Antonio
Agri
Nació
en Rosario (Santa Fe) el 5 de mayo de 1932 y murió en la ciudad bonaerense
de Lomas de Zamora el 17 de octubre de 1998. Fue
uno de
los mayores violinistas
del tango.
La
frase de Piazzolla se ha repetido muchas veces: Tengo un violinista que es
Vardarito, Francini y Bajour al mismo tiempo, pero se llama Antonio Agri. El
fenómeno había sido elegido para formar en el quinteto Nuevo Tango, en abril de
1962. Elvino Vardaro, Enrique Mario Francini, y Szymsia Bajour habían tocado ya
con Piazzolla, cada uno con lo suyo, con su propio virtuosismo y su
intransferible sonido. También había militado a sus órdenes otro violinista
preclaro, Hugo Baralis; todos ellos, ramas de un mismo árbol a cuyo tronco,
quizás indefinido aún, gustamos nombrar Negro Casimiro. David Tito
Rocatagliata, Alcides Palavecino, Ernesto Ponzio, Agesilao Ferrazzano, Manlio
Francia, Julio De Caro, Cayetano Puglisi, Remo Bolognini, Pepino Bonano con su
violín cometa, Raúl Kaplún, Antonio Rodio, Reynaldo Nichele son otras ramas de
una densa progenie que multiplica de manera desmedida el tejido de referencias
y comparaciones.

» **FILAS EXTRAÍDAS**
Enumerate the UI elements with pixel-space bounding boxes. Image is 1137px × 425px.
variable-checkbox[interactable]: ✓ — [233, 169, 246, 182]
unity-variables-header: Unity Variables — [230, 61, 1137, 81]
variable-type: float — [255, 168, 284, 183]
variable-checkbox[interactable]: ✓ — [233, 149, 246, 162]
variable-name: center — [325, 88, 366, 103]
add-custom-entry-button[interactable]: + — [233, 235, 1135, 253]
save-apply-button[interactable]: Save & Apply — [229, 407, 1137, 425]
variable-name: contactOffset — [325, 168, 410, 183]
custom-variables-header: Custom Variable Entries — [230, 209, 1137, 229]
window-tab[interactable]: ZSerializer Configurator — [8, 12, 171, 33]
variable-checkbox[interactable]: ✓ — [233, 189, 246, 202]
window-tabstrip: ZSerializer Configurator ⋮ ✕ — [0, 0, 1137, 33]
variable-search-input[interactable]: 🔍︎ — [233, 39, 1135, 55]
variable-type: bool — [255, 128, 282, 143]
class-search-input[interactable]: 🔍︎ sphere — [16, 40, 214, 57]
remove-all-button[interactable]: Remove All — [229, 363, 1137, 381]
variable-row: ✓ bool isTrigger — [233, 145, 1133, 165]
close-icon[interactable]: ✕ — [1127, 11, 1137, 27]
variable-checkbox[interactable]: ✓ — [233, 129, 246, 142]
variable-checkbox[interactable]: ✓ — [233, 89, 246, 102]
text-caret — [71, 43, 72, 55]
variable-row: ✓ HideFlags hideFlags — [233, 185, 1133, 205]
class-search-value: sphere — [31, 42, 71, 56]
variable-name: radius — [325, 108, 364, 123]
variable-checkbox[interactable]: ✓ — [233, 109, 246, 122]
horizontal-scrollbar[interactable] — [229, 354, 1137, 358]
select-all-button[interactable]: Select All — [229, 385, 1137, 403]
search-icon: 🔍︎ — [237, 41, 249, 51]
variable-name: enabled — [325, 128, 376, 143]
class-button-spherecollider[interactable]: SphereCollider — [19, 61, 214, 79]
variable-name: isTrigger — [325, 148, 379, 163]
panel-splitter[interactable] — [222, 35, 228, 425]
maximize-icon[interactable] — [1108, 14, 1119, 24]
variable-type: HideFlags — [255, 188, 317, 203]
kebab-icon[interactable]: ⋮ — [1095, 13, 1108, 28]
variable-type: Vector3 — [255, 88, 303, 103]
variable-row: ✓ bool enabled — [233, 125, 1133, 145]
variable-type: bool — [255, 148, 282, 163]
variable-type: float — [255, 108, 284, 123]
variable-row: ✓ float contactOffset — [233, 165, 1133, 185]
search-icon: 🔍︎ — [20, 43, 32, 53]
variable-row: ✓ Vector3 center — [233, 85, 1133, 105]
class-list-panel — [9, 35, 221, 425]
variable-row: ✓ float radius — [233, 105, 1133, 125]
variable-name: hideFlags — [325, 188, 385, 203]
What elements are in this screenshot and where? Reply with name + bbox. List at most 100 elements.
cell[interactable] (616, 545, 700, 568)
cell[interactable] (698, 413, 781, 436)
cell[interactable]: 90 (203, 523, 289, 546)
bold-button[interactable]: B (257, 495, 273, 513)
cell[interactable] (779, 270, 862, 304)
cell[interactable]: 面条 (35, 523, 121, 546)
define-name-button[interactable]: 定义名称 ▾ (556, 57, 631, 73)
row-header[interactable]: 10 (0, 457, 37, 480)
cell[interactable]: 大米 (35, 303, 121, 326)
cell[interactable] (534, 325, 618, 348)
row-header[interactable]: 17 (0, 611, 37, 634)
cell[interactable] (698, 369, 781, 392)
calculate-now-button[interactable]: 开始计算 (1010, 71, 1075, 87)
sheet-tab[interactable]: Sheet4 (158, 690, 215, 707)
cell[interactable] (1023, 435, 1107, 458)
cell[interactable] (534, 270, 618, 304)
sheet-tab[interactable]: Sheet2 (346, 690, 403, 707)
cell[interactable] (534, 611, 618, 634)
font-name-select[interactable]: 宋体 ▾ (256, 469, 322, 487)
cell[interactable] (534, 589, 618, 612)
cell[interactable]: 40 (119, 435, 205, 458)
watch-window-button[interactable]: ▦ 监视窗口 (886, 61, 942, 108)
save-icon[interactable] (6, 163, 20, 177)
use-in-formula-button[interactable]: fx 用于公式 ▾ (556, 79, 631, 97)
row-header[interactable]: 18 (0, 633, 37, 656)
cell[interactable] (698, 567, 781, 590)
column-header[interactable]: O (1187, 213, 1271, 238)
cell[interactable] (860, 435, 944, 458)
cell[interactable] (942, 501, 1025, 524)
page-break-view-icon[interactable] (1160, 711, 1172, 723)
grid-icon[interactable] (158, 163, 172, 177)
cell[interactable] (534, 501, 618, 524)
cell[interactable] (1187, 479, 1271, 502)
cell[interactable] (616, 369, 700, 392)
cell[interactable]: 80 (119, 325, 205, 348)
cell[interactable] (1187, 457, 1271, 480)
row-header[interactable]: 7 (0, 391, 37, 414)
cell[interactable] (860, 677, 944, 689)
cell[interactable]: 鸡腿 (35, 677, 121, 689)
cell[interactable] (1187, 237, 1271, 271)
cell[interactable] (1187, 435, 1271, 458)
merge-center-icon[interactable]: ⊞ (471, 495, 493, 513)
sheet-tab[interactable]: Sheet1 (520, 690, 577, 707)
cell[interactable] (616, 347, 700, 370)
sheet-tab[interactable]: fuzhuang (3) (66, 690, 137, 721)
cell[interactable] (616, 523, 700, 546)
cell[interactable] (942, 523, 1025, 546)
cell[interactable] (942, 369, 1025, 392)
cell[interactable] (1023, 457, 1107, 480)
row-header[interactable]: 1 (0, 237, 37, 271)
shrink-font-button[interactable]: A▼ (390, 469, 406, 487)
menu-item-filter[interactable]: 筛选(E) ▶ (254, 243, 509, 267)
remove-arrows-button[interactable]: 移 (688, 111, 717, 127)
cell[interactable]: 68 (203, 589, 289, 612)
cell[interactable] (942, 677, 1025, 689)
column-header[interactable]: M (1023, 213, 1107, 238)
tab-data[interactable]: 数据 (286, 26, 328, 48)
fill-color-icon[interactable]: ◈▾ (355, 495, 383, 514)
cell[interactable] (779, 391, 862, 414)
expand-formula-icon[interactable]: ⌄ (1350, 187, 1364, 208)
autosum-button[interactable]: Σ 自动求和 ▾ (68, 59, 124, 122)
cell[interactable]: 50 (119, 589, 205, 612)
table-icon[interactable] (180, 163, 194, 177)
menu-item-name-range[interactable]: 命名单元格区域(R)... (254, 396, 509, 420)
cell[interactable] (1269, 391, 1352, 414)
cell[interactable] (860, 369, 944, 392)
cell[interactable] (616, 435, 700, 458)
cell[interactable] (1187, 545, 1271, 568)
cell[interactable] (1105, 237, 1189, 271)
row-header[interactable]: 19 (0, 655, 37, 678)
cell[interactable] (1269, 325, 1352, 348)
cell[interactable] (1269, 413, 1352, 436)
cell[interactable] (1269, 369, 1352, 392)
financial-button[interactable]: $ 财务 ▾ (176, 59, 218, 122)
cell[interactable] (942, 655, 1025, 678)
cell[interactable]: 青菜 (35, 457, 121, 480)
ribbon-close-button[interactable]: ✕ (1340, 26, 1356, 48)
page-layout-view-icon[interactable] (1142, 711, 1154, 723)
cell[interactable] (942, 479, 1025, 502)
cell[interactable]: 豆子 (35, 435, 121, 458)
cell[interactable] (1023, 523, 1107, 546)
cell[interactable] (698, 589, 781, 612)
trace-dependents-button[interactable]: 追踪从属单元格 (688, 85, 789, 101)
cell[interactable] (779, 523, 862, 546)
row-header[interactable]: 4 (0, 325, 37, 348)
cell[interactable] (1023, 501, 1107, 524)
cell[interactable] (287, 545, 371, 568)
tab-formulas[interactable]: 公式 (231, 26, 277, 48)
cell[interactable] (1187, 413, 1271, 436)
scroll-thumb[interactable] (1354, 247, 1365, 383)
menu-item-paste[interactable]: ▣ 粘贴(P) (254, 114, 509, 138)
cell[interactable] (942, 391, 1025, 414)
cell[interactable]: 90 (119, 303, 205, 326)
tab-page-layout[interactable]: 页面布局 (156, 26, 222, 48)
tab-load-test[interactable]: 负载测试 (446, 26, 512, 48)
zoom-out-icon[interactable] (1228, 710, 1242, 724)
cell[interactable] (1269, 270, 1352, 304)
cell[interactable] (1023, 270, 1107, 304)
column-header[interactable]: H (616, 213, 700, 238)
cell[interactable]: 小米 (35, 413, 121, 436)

» **PROBLEMA PLANTEADO 1**
Según el texto sobre Antonio Agri, ¿en qué ciudad y en qué fecha murió?
» **PROBLEMA PLANTEADO 2**
Sigue escribiendo el texto sobre el violinista Antonio Agri a partir de su última oración.
Las filas no tienen ningún papel en esto.

» **RESPUESTA DEL EJERCICIO 1**
Murió en Lomas de Zamora el 17 de octubre de 1998.

» **RESPUESTA DEL EJERCICIO 2**
Y
propone, además, un calificativo inquietante: fanguero. Porque el tango
requiere (o, al menos admite) virtuosismo y musicalidad, pero sobre todo exige
tanguedad. ¿Era el de Antonio Agri un violín tanguero? Esto de ser tanguero es
cosa del fraseo. Y el fraseo es cosa de la entonación, cosa del dejo
arrabalero, canyengue, esquinero cuando menos, con que se expresan los instrumentos
músicos, comenzando por la voz humana. Y como cada tanguero tiene su propia
tanguedad, que habita en su corazón pero condiciona sus oídos, toda inquisición
y toda revaloración al respecto sólo pueden plantearse en jurisdicción de la
más estricta subjetividad. Por eso, para unos el paradigma o poco menos de la
tanguedad es Baralis. ¿Por qué razón no lo mencionó Astor como ingrediente de
ese coctel fabuloso que fue Agri?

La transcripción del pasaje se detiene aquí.